• **The exercise**: Give the count of lines containing the string "about", with no other output.

====================

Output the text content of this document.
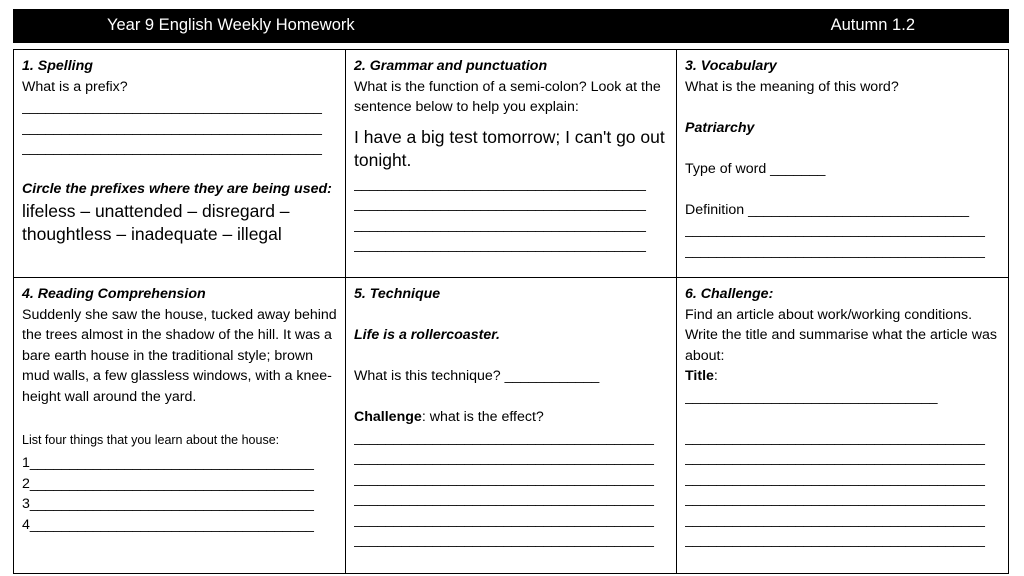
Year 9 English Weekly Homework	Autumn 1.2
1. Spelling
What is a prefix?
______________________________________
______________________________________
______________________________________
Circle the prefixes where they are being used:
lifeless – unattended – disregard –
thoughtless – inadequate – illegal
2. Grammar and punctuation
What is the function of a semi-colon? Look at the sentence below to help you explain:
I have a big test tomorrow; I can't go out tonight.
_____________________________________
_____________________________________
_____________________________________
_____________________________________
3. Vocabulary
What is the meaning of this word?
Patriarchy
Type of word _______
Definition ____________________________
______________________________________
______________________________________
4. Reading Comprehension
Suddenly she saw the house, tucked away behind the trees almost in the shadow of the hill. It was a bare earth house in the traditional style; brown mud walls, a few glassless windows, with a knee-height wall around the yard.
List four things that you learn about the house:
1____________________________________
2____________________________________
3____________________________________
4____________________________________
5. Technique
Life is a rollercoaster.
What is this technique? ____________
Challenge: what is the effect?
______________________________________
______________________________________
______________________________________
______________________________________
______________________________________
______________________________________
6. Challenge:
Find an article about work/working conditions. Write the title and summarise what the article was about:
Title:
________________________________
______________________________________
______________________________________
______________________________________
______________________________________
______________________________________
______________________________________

====================

• **Output for this task**: 2